- _Your goal_:
Please determine how many lines of the material include the word "free", and respond with nothing but that number.

- _Given data_:

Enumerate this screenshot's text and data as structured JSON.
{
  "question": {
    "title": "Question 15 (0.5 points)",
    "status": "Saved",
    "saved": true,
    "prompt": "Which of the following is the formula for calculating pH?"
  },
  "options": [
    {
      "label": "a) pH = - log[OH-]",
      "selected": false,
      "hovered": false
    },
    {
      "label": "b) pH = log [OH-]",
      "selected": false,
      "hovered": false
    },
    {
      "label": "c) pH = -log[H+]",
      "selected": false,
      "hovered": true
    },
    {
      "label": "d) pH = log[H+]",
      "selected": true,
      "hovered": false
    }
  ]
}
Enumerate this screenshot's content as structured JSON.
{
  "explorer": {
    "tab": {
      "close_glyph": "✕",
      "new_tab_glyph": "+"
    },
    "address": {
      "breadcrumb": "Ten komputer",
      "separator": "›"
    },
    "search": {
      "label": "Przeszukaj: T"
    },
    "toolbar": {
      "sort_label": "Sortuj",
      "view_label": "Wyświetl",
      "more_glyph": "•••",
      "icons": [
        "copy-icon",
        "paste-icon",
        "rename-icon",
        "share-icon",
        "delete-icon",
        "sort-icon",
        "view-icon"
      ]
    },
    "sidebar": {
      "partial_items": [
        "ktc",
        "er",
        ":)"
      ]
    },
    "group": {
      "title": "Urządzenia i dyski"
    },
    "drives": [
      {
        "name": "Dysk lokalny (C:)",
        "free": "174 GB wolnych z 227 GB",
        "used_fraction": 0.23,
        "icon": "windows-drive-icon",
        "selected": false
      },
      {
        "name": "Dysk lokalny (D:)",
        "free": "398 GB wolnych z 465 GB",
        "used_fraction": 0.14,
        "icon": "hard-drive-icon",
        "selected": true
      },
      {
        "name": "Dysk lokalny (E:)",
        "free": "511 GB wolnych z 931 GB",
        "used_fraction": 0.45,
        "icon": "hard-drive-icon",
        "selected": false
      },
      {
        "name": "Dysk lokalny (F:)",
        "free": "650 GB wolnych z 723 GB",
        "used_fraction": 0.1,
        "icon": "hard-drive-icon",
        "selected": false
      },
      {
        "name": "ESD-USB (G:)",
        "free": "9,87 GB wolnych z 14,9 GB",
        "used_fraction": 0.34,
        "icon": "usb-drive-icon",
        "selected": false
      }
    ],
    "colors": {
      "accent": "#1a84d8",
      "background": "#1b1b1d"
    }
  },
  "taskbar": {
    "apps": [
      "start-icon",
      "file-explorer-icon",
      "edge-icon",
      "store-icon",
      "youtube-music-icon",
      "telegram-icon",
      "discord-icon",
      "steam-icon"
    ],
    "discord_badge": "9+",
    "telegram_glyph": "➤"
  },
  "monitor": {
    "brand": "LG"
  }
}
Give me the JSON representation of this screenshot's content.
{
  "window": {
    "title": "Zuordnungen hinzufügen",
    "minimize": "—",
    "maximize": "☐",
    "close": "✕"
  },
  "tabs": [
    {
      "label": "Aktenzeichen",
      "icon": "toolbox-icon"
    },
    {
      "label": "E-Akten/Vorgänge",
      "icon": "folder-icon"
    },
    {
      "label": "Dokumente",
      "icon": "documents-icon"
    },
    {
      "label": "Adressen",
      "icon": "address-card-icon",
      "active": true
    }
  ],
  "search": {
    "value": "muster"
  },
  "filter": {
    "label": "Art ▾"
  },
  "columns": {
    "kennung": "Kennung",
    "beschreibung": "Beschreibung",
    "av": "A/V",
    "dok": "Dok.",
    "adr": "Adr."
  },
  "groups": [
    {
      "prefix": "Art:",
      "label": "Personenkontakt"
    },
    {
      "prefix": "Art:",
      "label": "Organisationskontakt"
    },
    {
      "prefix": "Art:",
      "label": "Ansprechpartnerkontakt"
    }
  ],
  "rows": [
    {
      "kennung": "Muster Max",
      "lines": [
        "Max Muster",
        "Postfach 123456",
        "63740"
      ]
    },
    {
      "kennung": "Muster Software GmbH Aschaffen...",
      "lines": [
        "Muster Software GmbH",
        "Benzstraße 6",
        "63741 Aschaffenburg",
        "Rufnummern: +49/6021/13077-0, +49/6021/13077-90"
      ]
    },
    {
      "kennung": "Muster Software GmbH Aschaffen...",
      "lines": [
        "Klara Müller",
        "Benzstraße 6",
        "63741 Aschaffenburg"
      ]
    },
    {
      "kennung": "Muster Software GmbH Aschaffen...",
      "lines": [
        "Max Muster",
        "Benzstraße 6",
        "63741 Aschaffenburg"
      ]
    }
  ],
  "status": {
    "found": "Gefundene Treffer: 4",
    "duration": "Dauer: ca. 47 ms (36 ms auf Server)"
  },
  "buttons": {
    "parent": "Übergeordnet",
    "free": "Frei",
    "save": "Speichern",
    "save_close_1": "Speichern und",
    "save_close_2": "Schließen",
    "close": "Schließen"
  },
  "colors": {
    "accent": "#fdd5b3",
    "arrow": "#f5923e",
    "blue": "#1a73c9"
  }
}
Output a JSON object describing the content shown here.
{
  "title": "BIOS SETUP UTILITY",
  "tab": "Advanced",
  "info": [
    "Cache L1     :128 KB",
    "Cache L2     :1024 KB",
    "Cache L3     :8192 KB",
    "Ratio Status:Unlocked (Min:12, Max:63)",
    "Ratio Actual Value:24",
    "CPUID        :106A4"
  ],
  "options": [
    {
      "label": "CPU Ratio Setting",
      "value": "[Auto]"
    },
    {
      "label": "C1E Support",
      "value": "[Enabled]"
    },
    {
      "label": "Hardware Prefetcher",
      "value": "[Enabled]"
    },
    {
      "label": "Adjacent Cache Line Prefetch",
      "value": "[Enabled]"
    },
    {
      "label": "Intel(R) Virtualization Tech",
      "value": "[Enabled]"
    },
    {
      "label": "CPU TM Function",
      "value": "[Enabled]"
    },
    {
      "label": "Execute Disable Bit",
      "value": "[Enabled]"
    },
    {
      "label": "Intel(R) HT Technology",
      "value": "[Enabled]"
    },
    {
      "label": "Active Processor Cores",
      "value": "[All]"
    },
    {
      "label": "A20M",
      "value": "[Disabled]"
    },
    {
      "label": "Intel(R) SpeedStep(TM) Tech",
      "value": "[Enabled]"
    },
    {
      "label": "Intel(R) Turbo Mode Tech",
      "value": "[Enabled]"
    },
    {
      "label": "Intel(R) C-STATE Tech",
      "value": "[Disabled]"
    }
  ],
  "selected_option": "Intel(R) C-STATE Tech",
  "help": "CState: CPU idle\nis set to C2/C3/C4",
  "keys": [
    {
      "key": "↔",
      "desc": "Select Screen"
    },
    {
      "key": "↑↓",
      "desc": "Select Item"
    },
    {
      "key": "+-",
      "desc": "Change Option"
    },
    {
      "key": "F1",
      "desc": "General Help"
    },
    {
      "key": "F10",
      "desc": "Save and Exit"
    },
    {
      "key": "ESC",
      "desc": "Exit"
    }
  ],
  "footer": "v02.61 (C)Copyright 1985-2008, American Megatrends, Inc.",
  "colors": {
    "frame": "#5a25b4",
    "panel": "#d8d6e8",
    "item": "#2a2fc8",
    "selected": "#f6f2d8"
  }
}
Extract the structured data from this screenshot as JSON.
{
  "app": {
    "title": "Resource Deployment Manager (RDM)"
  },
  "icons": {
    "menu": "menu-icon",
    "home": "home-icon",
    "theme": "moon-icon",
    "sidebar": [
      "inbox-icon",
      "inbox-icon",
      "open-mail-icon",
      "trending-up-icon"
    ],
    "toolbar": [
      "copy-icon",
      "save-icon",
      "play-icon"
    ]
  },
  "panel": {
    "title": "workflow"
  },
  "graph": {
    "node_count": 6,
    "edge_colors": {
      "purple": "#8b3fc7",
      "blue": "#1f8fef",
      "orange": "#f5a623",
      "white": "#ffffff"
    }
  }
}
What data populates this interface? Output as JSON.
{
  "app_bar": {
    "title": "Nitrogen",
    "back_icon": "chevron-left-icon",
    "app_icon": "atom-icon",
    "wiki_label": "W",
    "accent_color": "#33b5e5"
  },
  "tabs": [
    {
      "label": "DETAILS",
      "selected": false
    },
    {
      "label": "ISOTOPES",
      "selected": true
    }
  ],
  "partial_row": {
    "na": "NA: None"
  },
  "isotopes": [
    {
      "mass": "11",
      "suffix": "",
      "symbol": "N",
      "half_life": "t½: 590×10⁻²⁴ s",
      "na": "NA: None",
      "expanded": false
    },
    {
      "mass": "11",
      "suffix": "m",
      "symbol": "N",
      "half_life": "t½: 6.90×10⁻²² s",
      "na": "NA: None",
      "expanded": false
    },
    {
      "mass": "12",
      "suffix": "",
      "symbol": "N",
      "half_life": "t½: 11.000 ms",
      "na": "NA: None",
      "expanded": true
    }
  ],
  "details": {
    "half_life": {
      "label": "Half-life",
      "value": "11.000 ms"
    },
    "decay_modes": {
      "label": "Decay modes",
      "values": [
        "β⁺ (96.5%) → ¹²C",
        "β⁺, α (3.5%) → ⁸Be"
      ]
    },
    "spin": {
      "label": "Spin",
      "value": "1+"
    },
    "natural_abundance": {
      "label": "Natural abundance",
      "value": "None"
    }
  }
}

- _The response_:
6